BEGIN Records for this task

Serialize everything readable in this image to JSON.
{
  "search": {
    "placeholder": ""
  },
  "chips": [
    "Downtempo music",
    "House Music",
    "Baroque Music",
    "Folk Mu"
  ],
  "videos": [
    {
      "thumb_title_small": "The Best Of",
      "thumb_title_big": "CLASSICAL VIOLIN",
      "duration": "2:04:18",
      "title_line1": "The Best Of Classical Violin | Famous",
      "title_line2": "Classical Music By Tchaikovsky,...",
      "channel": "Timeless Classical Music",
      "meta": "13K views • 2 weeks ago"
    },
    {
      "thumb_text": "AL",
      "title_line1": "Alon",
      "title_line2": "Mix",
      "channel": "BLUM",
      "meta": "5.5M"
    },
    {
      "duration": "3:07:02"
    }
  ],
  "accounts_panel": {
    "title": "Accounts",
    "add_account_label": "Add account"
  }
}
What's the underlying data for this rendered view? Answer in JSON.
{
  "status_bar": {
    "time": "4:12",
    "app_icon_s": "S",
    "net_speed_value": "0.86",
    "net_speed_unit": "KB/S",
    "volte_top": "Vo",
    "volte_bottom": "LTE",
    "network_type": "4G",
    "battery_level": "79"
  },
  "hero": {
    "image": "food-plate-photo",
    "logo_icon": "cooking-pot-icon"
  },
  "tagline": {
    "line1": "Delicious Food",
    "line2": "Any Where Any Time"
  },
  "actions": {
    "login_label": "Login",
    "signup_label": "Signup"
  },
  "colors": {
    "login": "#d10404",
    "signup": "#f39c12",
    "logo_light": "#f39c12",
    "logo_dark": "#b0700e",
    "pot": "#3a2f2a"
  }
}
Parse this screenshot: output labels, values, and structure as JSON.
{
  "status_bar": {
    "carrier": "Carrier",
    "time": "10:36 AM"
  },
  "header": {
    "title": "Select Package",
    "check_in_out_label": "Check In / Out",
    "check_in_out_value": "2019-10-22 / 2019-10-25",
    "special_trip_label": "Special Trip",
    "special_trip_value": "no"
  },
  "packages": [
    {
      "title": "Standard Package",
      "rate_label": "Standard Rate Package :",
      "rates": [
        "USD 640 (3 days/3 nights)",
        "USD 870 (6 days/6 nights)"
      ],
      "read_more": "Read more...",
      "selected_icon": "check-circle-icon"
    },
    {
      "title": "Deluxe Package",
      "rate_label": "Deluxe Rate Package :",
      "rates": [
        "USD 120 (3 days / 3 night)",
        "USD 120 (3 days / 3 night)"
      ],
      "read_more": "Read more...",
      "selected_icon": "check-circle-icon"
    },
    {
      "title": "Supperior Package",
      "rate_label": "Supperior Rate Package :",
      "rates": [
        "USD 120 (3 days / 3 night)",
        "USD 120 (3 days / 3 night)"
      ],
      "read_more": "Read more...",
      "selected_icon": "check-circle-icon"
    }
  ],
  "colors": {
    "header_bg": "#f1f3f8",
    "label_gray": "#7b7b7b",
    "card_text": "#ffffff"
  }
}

END Records for this task

▸ **The problem**
Reproduce all of the entries word for word.

▸ **Final answer**
Serialize everything readable in this image to JSON.
{
  "search": {
    "placeholder": ""
  },
  "chips": [
    "Downtempo music",
    "House Music",
    "Baroque Music",
    "Folk Mu"
  ],
  "videos": [
    {
      "thumb_title_small": "The Best Of",
      "thumb_title_big": "CLASSICAL VIOLIN",
      "duration": "2:04:18",
      "title_line1": "The Best Of Classical Violin | Famous",
      "title_line2": "Classical Music By Tchaikovsky,...",
      "channel": "Timeless Classical Music",
      "meta": "13K views • 2 weeks ago"
    },
    {
      "thumb_text": "AL",
      "title_line1": "Alon",
      "title_line2": "Mix",
      "channel": "BLUM",
      "meta": "5.5M"
    },
    {
      "duration": "3:07:02"
    }
  ],
  "accounts_panel": {
    "title": "Accounts",
    "add_account_label": "Add account"
  }
}
What's the underlying data for this rendered view? Answer in JSON.
{
  "status_bar": {
    "time": "4:12",
    "app_icon_s": "S",
    "net_speed_value": "0.86",
    "net_speed_unit": "KB/S",
    "volte_top": "Vo",
    "volte_bottom": "LTE",
    "network_type": "4G",
    "battery_level": "79"
  },
  "hero": {
    "image": "food-plate-photo",
    "logo_icon": "cooking-pot-icon"
  },
  "tagline": {
    "line1": "Delicious Food",
    "line2": "Any Where Any Time"
  },
  "actions": {
    "login_label": "Login",
    "signup_label": "Signup"
  },
  "colors": {
    "login": "#d10404",
    "signup": "#f39c12",
    "logo_light": "#f39c12",
    "logo_dark": "#b0700e",
    "pot": "#3a2f2a"
  }
}
Parse this screenshot: output labels, values, and structure as JSON.
{
  "status_bar": {
    "carrier": "Carrier",
    "time": "10:36 AM"
  },
  "header": {
    "title": "Select Package",
    "check_in_out_label": "Check In / Out",
    "check_in_out_value": "2019-10-22 / 2019-10-25",
    "special_trip_label": "Special Trip",
    "special_trip_value": "no"
  },
  "packages": [
    {
      "title": "Standard Package",
      "rate_label": "Standard Rate Package :",
      "rates": [
        "USD 640 (3 days/3 nights)",
        "USD 870 (6 days/6 nights)"
      ],
      "read_more": "Read more...",
      "selected_icon": "check-circle-icon"
    },
    {
      "title": "Deluxe Package",
      "rate_label": "Deluxe Rate Package :",
      "rates": [
        "USD 120 (3 days / 3 night)",
        "USD 120 (3 days / 3 night)"
      ],
      "read_more": "Read more...",
      "selected_icon": "check-circle-icon"
    },
    {
      "title": "Supperior Package",
      "rate_label": "Supperior Rate Package :",
      "rates": [
        "USD 120 (3 days / 3 night)",
        "USD 120 (3 days / 3 night)"
      ],
      "read_more": "Read more...",
      "selected_icon": "check-circle-icon"
    }
  ],
  "colors": {
    "header_bg": "#f1f3f8",
    "label_gray": "#7b7b7b",
    "card_text": "#ffffff"
  }
}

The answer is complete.